» **WHAT TO WORK ON**: From the entries below, extract every line that includes the word "conf".

» **DATA SHOWN**:
◇ ◇ ◇ ◇ ◇ ◇ ◇

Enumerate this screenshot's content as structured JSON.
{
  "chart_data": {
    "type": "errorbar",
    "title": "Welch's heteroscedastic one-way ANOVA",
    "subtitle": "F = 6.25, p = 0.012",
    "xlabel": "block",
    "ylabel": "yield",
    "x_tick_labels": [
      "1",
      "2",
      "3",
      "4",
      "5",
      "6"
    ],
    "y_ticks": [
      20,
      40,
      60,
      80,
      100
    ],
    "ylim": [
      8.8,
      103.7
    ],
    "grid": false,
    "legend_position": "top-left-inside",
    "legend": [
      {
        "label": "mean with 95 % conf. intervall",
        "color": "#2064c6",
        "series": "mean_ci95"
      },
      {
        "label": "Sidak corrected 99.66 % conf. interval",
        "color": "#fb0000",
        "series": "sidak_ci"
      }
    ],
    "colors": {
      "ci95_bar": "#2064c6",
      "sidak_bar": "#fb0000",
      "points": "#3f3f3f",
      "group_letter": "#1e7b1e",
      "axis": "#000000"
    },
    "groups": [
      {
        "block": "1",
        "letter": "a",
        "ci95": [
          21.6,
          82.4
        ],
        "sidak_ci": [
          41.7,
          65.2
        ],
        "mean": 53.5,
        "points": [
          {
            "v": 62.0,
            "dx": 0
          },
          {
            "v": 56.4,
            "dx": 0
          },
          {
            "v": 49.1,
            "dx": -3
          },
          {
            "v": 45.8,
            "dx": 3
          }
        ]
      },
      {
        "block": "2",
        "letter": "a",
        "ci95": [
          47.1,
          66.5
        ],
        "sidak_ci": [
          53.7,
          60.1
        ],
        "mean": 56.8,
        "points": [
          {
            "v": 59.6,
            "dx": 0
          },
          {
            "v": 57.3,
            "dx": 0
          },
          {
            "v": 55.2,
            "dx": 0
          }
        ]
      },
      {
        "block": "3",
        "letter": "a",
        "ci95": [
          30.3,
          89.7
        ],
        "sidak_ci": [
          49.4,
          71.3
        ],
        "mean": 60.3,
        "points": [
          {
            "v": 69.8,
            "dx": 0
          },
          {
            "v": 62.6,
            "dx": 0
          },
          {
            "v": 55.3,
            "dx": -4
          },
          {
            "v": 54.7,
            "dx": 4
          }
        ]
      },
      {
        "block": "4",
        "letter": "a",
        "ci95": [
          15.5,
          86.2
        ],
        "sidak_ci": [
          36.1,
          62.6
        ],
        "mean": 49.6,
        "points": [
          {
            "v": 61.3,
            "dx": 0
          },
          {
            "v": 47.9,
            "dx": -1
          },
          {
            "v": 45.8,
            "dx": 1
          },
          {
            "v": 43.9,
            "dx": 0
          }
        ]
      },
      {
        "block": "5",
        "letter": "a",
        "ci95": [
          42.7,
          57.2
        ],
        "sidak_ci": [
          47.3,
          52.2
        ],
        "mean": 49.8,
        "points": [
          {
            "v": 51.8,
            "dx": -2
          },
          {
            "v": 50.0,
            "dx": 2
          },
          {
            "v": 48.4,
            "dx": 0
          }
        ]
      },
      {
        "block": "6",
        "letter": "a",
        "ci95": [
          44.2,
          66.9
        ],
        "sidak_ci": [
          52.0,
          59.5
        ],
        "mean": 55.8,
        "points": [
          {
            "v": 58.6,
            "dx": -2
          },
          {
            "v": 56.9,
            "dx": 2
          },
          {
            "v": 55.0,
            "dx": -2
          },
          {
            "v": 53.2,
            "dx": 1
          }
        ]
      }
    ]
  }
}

◇ ◇ ◇ ◇ ◇ ◇ ◇

» **FINISHED ANSWER**:
        "label": "mean with 95 % conf. intervall",
        "label": "Sidak corrected 99.66 % conf. interval",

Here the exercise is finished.